▸ EXERCISE OBJECTIVE:
Every line with "Cittadini" in it must be copied from the data.

(Beginning of SUPPLIED MATERIAL)

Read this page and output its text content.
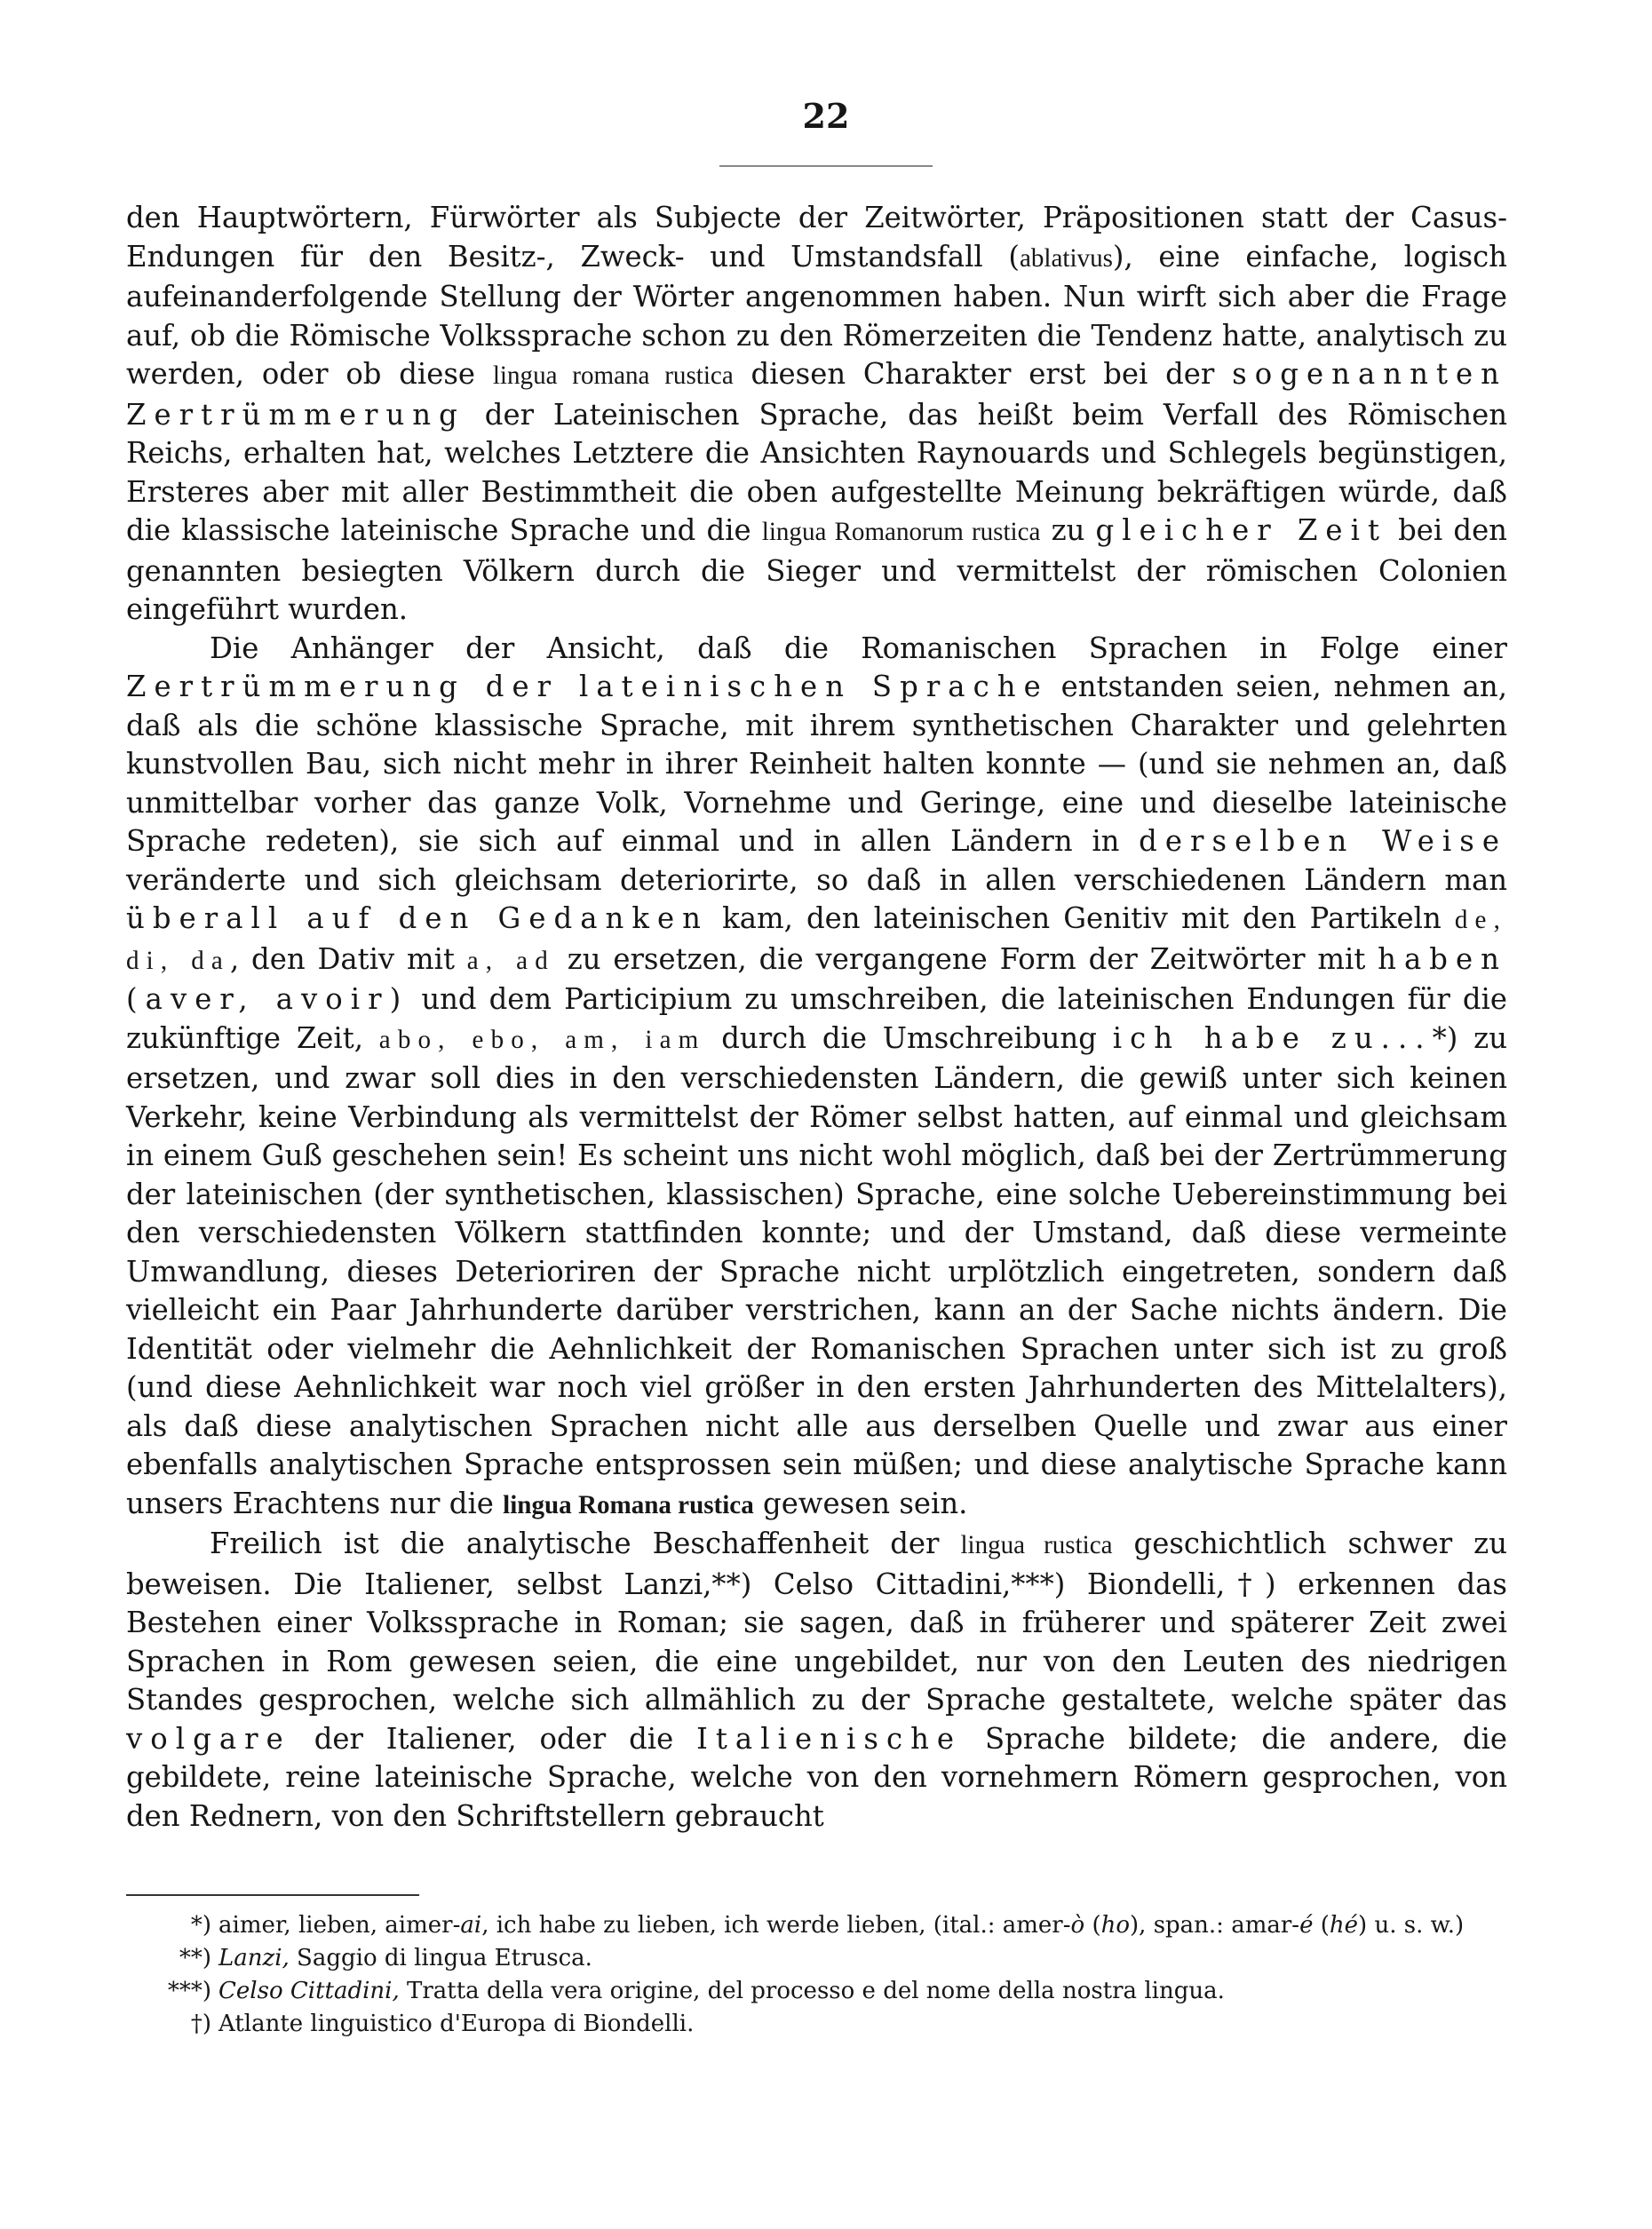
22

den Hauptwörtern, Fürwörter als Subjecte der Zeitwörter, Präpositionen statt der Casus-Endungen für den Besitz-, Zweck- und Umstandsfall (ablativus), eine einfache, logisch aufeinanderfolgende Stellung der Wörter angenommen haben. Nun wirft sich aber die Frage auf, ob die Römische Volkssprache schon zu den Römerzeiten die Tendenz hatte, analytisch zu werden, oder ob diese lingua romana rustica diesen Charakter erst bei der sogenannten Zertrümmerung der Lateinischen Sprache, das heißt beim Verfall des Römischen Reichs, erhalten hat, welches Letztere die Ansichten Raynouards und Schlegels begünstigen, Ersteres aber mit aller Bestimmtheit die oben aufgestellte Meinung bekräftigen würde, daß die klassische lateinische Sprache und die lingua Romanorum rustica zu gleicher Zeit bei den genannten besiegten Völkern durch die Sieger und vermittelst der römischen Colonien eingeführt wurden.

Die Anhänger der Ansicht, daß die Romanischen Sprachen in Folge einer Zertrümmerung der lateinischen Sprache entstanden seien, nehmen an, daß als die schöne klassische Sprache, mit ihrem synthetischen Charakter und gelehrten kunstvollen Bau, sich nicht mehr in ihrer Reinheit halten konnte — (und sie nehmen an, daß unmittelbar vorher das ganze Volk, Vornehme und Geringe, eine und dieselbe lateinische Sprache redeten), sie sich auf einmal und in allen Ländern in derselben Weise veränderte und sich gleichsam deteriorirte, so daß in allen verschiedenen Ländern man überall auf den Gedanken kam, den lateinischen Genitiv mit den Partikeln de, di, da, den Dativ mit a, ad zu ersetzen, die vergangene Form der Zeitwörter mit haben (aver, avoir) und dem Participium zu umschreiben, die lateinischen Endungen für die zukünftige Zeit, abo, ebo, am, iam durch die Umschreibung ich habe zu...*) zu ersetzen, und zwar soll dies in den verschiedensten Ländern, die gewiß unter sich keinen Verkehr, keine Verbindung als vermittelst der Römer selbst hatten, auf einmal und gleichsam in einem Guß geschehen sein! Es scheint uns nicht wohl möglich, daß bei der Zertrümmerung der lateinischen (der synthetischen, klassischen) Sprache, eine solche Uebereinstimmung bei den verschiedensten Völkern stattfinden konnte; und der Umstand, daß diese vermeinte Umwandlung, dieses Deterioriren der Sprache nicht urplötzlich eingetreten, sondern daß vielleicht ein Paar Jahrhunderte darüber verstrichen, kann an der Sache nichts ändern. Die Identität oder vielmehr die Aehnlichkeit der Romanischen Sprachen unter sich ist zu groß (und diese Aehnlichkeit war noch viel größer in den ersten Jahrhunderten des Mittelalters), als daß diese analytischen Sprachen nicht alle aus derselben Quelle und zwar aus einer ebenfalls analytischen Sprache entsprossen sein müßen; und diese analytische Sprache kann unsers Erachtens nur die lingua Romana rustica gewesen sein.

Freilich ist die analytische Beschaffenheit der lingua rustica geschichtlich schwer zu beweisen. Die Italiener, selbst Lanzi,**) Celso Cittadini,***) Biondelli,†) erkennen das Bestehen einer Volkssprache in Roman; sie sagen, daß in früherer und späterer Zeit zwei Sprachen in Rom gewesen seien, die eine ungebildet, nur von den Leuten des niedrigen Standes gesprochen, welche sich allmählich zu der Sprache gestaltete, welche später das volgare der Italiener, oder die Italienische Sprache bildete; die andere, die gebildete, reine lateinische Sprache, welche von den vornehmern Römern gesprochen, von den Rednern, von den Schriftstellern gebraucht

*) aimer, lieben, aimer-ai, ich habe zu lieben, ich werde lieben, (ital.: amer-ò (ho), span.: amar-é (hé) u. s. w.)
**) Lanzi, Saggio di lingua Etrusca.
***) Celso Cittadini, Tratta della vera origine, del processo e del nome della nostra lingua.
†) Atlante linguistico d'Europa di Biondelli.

(End of SUPPLIED MATERIAL)

▸ EXPECTED ANSWER:
Freilich ist die analytische Beschaffenheit der lingua rustica geschichtlich schwer zu beweisen. Die Italiener, selbst Lanzi,**) Celso Cittadini,***) Biondelli,†) erkennen das Bestehen einer Volkssprache in Roman; sie sagen, daß in früherer und späterer Zeit zwei Sprachen in Rom gewesen seien, die eine ungebildet, nur von den Leuten des niedrigen Standes gesprochen, welche sich allmählich zu der Sprache gestaltete, welche später das volgare der Italiener, oder die Italienische Sprache bildete; die andere, die gebildete, reine lateinische Sprache, welche von den vornehmern Römern gesprochen, von den Rednern, von den Schriftstellern gebraucht
***) Celso Cittadini, Tratta della vera origine, del processo e del nome della nostra lingua.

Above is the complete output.